* Requirements *
Transcribe the material word for word, but without the images.

╭─ Stored rows

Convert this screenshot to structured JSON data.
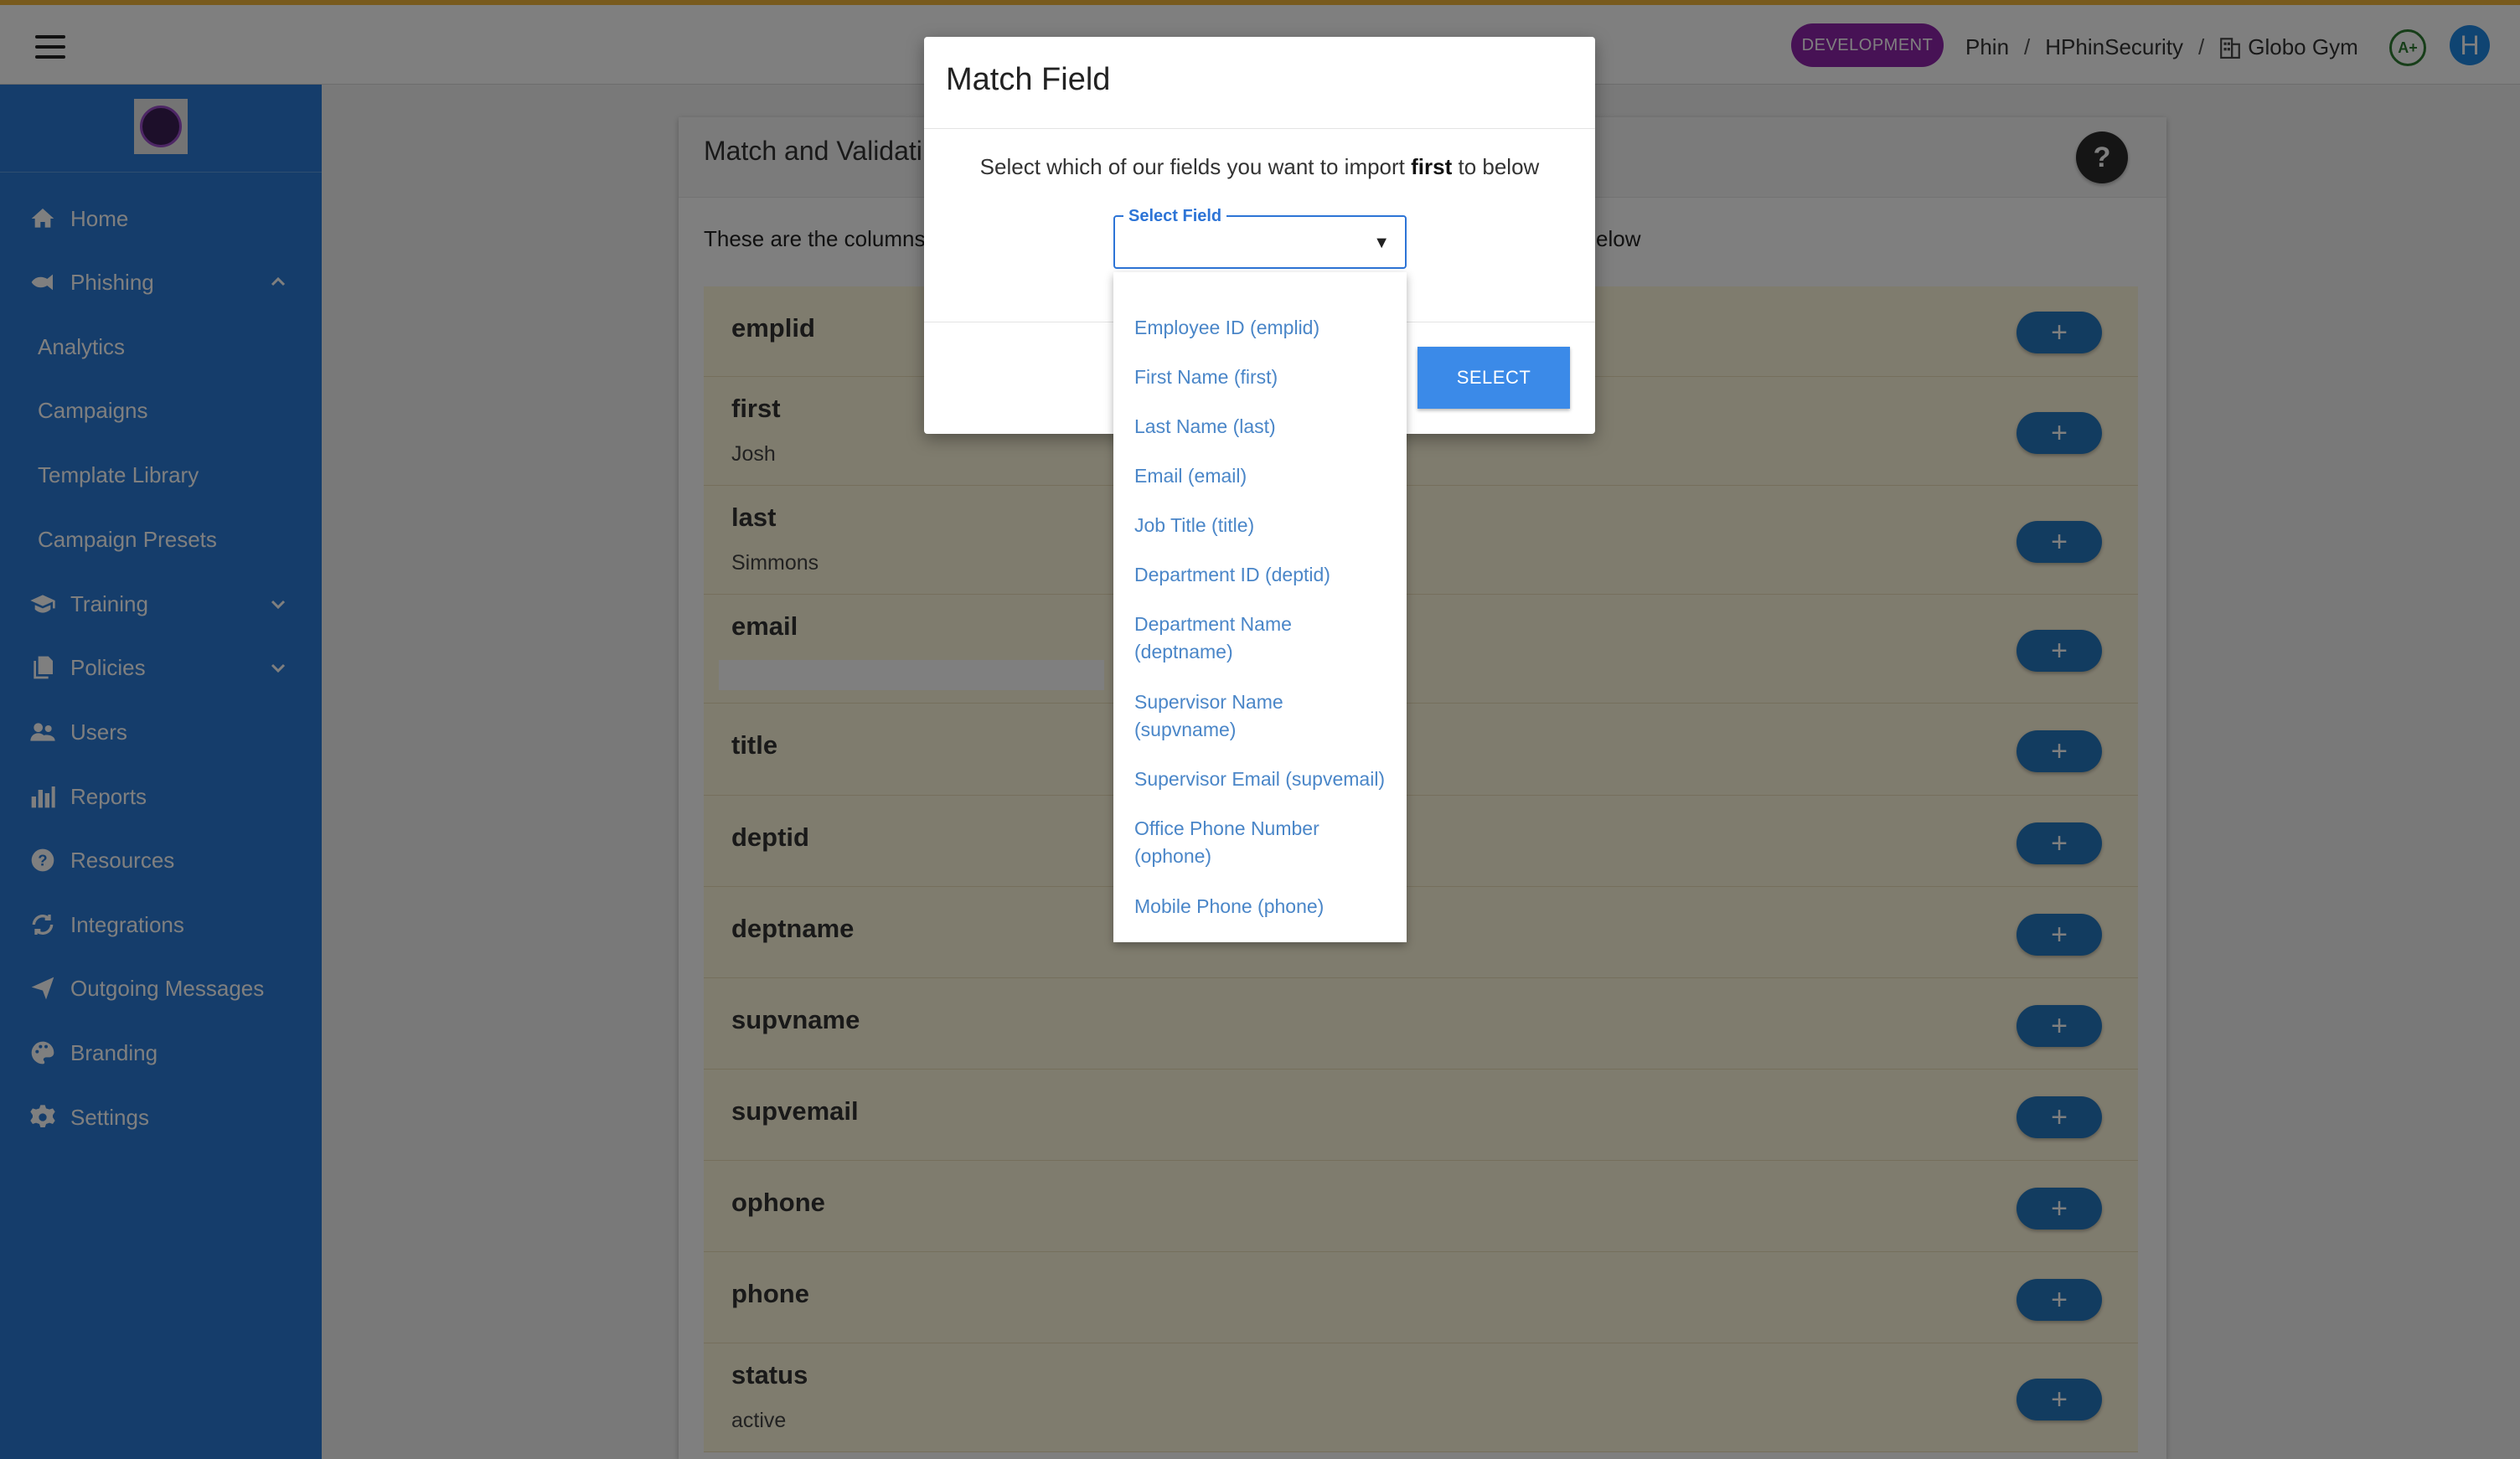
{
  "header": {
    "env_badge": "DEVELOPMENT",
    "breadcrumb": [
      "Phin",
      "HPhinSecurity",
      "Globo Gym"
    ],
    "grade": "A+",
    "avatar_initial": "H"
  },
  "sidebar": {
    "items": [
      {
        "label": "Home",
        "icon": "home-icon"
      },
      {
        "label": "Phishing",
        "icon": "fish-icon",
        "expanded": true
      },
      {
        "label": "Analytics"
      },
      {
        "label": "Campaigns"
      },
      {
        "label": "Template Library"
      },
      {
        "label": "Campaign Presets"
      },
      {
        "label": "Training",
        "icon": "graduation-cap-icon"
      },
      {
        "label": "Policies",
        "icon": "documents-icon"
      },
      {
        "label": "Users",
        "icon": "users-icon"
      },
      {
        "label": "Reports",
        "icon": "bar-chart-icon"
      },
      {
        "label": "Resources",
        "icon": "question-circle-icon"
      },
      {
        "label": "Integrations",
        "icon": "sync-icon"
      },
      {
        "label": "Outgoing Messages",
        "icon": "paper-plane-icon"
      },
      {
        "label": "Branding",
        "icon": "palette-icon"
      },
      {
        "label": "Settings",
        "icon": "gear-icon"
      }
    ]
  },
  "card": {
    "title": "Match and Validati",
    "help": "?",
    "desc_left": "These are the columns",
    "desc_right": "elow",
    "rows": [
      {
        "name": "emplid",
        "value": ""
      },
      {
        "name": "first",
        "value": "Josh"
      },
      {
        "name": "last",
        "value": "Simmons"
      },
      {
        "name": "email",
        "value": ""
      },
      {
        "name": "title",
        "value": ""
      },
      {
        "name": "deptid",
        "value": ""
      },
      {
        "name": "deptname",
        "value": ""
      },
      {
        "name": "supvname",
        "value": ""
      },
      {
        "name": "supvemail",
        "value": ""
      },
      {
        "name": "ophone",
        "value": ""
      },
      {
        "name": "phone",
        "value": ""
      },
      {
        "name": "status",
        "value": "active"
      }
    ],
    "add_label": "+"
  },
  "modal": {
    "title": "Match Field",
    "prompt_before": "Select which of our fields you want to import ",
    "prompt_field": "first",
    "prompt_after": " to below",
    "select_label": "Select Field",
    "select_value": "",
    "select_arrow": "▼",
    "options": [
      "Employee ID (emplid)",
      "First Name (first)",
      "Last Name (last)",
      "Email (email)",
      "Job Title (title)",
      "Department ID (deptid)",
      "Department Name (deptname)",
      "Supervisor Name (supvname)",
      "Supervisor Email (supvemail)",
      "Office Phone Number (ophone)",
      "Mobile Phone (phone)"
    ],
    "select_button": "SELECT"
  },
  "colors": {
    "top_accent": "#f0b43a",
    "sidebar": "#2a7bd6",
    "env_badge": "#8e24aa",
    "primary_button": "#3b8ae8",
    "add_button": "#2479c1",
    "row_bg": "#fff8dd",
    "option_text": "#4a86c8"
  }
}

╰─

* Written answer *
Convert this screenshot to structured JSON data.
{
  "header": {
    "env_badge": "DEVELOPMENT",
    "breadcrumb": [
      "Phin",
      "HPhinSecurity",
      "Globo Gym"
    ],
    "grade": "A+",
    "avatar_initial": "H"
  },
  "sidebar": {
    "items": [
      {
        "label": "Home",
        "icon": "home-icon"
      },
      {
        "label": "Phishing",
        "icon": "fish-icon",
        "expanded": true
      },
      {
        "label": "Analytics"
      },
      {
        "label": "Campaigns"
      },
      {
        "label": "Template Library"
      },
      {
        "label": "Campaign Presets"
      },
      {
        "label": "Training",
        "icon": "graduation-cap-icon"
      },
      {
        "label": "Policies",
        "icon": "documents-icon"
      },
      {
        "label": "Users",
        "icon": "users-icon"
      },
      {
        "label": "Reports",
        "icon": "bar-chart-icon"
      },
      {
        "label": "Resources",
        "icon": "question-circle-icon"
      },
      {
        "label": "Integrations",
        "icon": "sync-icon"
      },
      {
        "label": "Outgoing Messages",
        "icon": "paper-plane-icon"
      },
      {
        "label": "Branding",
        "icon": "palette-icon"
      },
      {
        "label": "Settings",
        "icon": "gear-icon"
      }
    ]
  },
  "card": {
    "title": "Match and Validati",
    "help": "?",
    "desc_left": "These are the columns",
    "desc_right": "elow",
    "rows": [
      {
        "name": "emplid",
        "value": ""
      },
      {
        "name": "first",
        "value": "Josh"
      },
      {
        "name": "last",
        "value": "Simmons"
      },
      {
        "name": "email",
        "value": ""
      },
      {
        "name": "title",
        "value": ""
      },
      {
        "name": "deptid",
        "value": ""
      },
      {
        "name": "deptname",
        "value": ""
      },
      {
        "name": "supvname",
        "value": ""
      },
      {
        "name": "supvemail",
        "value": ""
      },
      {
        "name": "ophone",
        "value": ""
      },
      {
        "name": "phone",
        "value": ""
      },
      {
        "name": "status",
        "value": "active"
      }
    ],
    "add_label": "+"
  },
  "modal": {
    "title": "Match Field",
    "prompt_before": "Select which of our fields you want to import ",
    "prompt_field": "first",
    "prompt_after": " to below",
    "select_label": "Select Field",
    "select_value": "",
    "select_arrow": "▼",
    "options": [
      "Employee ID (emplid)",
      "First Name (first)",
      "Last Name (last)",
      "Email (email)",
      "Job Title (title)",
      "Department ID (deptid)",
      "Department Name (deptname)",
      "Supervisor Name (supvname)",
      "Supervisor Email (supvemail)",
      "Office Phone Number (ophone)",
      "Mobile Phone (phone)"
    ],
    "select_button": "SELECT"
  },
  "colors": {
    "top_accent": "#f0b43a",
    "sidebar": "#2a7bd6",
    "env_badge": "#8e24aa",
    "primary_button": "#3b8ae8",
    "add_button": "#2479c1",
    "row_bg": "#fff8dd",
    "option_text": "#4a86c8"
  }
}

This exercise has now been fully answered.